## Exercise
Every line holding the word "screenshot" counts once. Give the total, nothing more.

## Given data
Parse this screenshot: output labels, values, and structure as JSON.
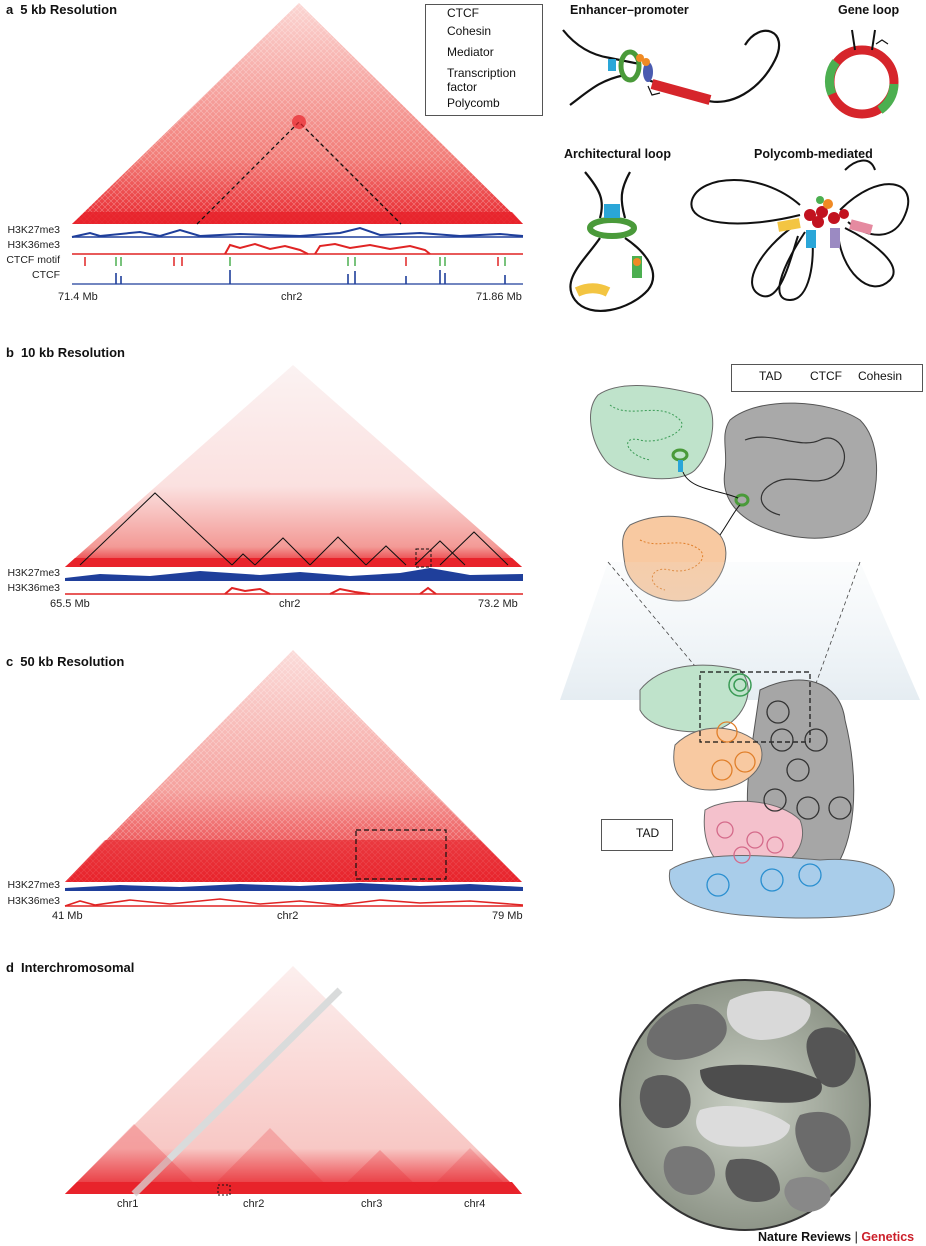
{
  "panels": {
    "a": {
      "letter": "a",
      "title": "5 kb Resolution",
      "tracks": [
        "H3K27me3",
        "H3K36me3",
        "CTCF motif",
        "CTCF"
      ],
      "start": "71.4 Mb",
      "chrom": "chr2",
      "end": "71.86 Mb",
      "legend": [
        "CTCF",
        "Cohesin",
        "Mediator",
        "Transcription factor",
        "Polycomb"
      ],
      "schematics": [
        "Enhancer–promoter",
        "Gene loop",
        "Architectural loop",
        "Polycomb-mediated"
      ]
    },
    "b": {
      "letter": "b",
      "title": "10 kb Resolution",
      "tracks": [
        "H3K27me3",
        "H3K36me3"
      ],
      "start": "65.5 Mb",
      "chrom": "chr2",
      "end": "73.2 Mb",
      "legend": [
        "TAD",
        "CTCF",
        "Cohesin"
      ]
    },
    "c": {
      "letter": "c",
      "title": "50 kb Resolution",
      "tracks": [
        "H3K27me3",
        "H3K36me3"
      ],
      "start": "41 Mb",
      "chrom": "chr2",
      "end": "79 Mb",
      "legend": [
        "TAD"
      ]
    },
    "d": {
      "letter": "d",
      "title": "Interchromosomal",
      "chromosomes": [
        "chr1",
        "chr2",
        "chr3",
        "chr4"
      ]
    }
  },
  "footer": {
    "journal": "Nature Reviews",
    "separator": "|",
    "section": "Genetics"
  },
  "colors": {
    "hic_red": "#e8232b",
    "track_blue": "#1f3f9b",
    "track_red": "#e02424",
    "ctcf": "#2aa6d8",
    "cohesin": "#4a9a3a",
    "mediator": "#4a5bb0",
    "tf": "#f08a24",
    "polycomb": "#c2121f",
    "brand": "#cc1f2a"
  }
}
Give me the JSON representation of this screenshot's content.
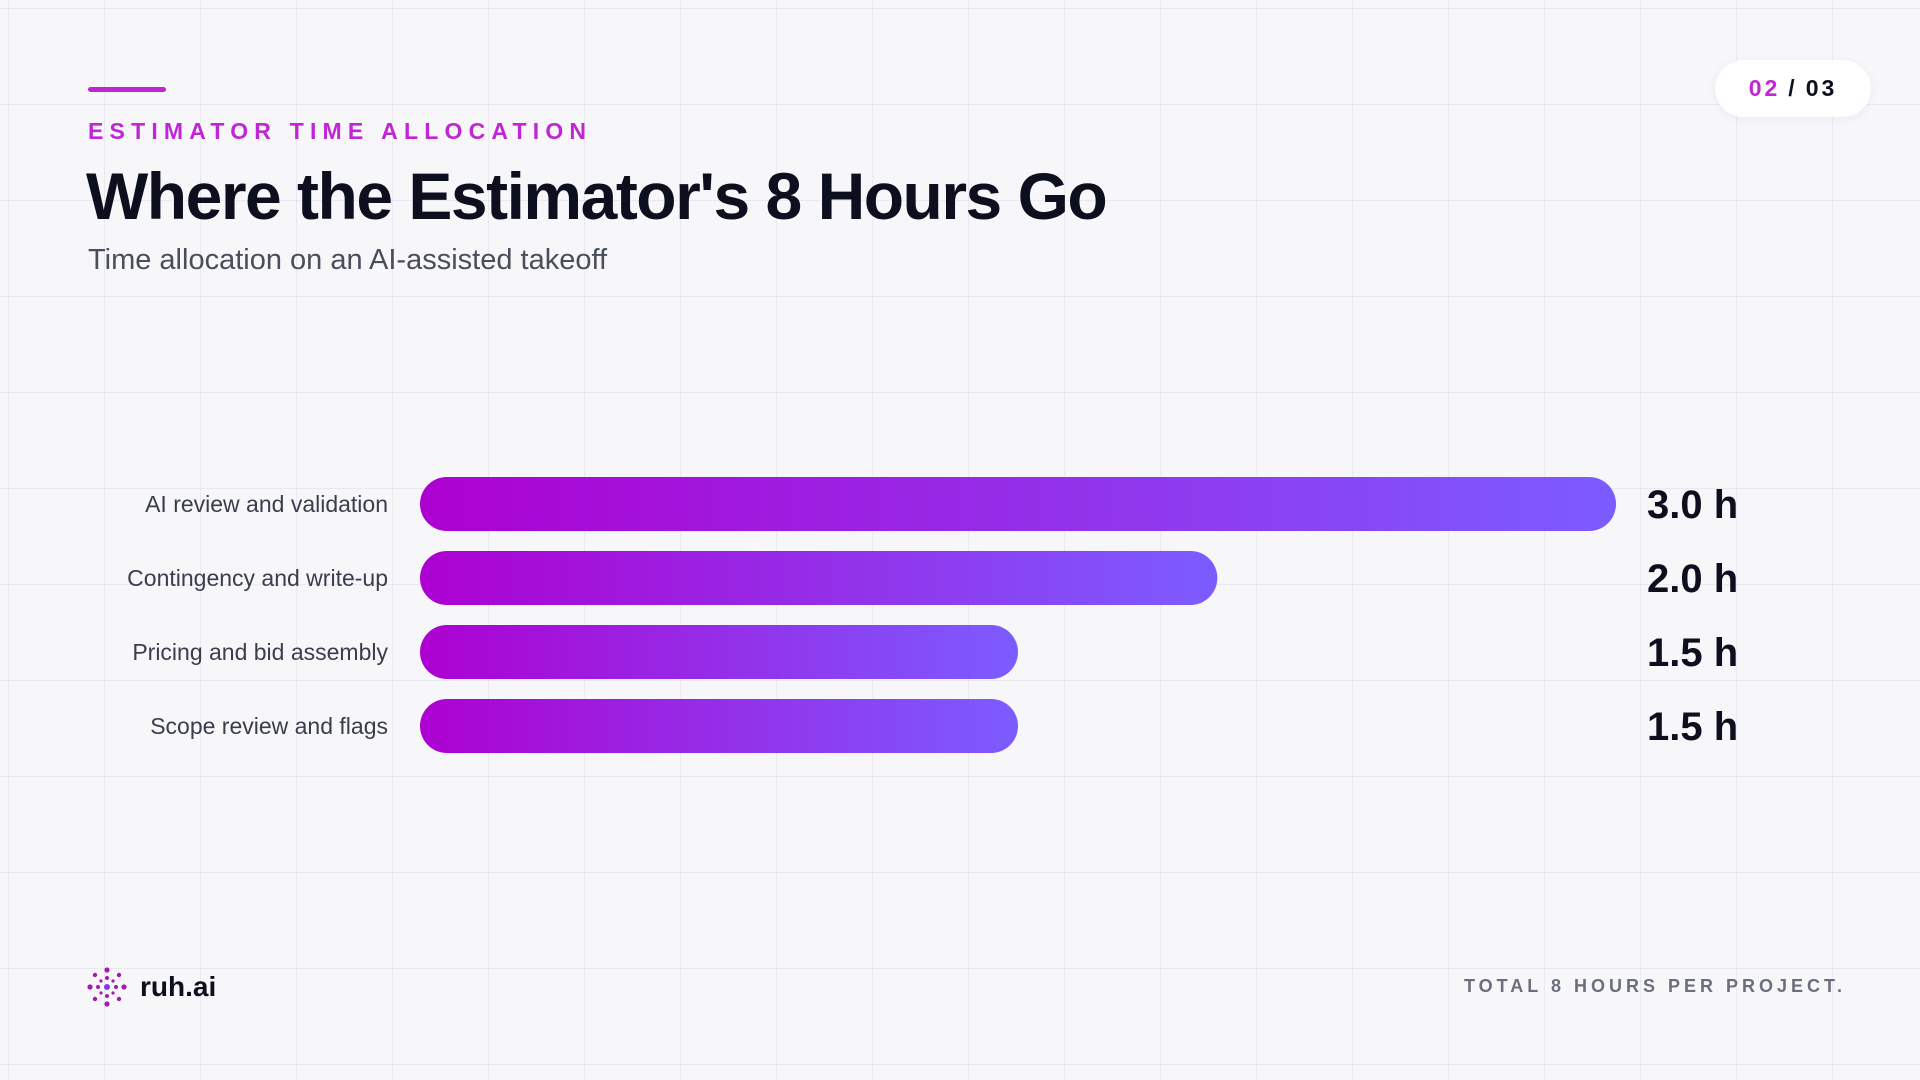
{
  "colors": {
    "accent": "#c026d3",
    "bar_start": "#ad00d1",
    "bar_end": "#7c5cff"
  },
  "header": {
    "eyebrow": "ESTIMATOR TIME ALLOCATION",
    "title": "Where the Estimator's 8 Hours Go",
    "subtitle": "Time allocation on an AI-assisted takeoff"
  },
  "pagination": {
    "current": "02",
    "separator": "/",
    "total": "03"
  },
  "footer": {
    "brand_name": "ruh.ai",
    "brand_icon": "dotted-circle-logo-icon",
    "note": "TOTAL 8 HOURS PER PROJECT."
  },
  "chart_data": {
    "type": "bar",
    "orientation": "horizontal",
    "categories": [
      "AI review and validation",
      "Contingency and write-up",
      "Pricing and bid assembly",
      "Scope review and flags"
    ],
    "values": [
      3.0,
      2.0,
      1.5,
      1.5
    ],
    "value_labels": [
      "3.0 h",
      "2.0 h",
      "1.5 h",
      "1.5 h"
    ],
    "unit": "h",
    "xlim": [
      0,
      3.0
    ],
    "grid": false,
    "legend": "none"
  }
}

## Result of the exercise
2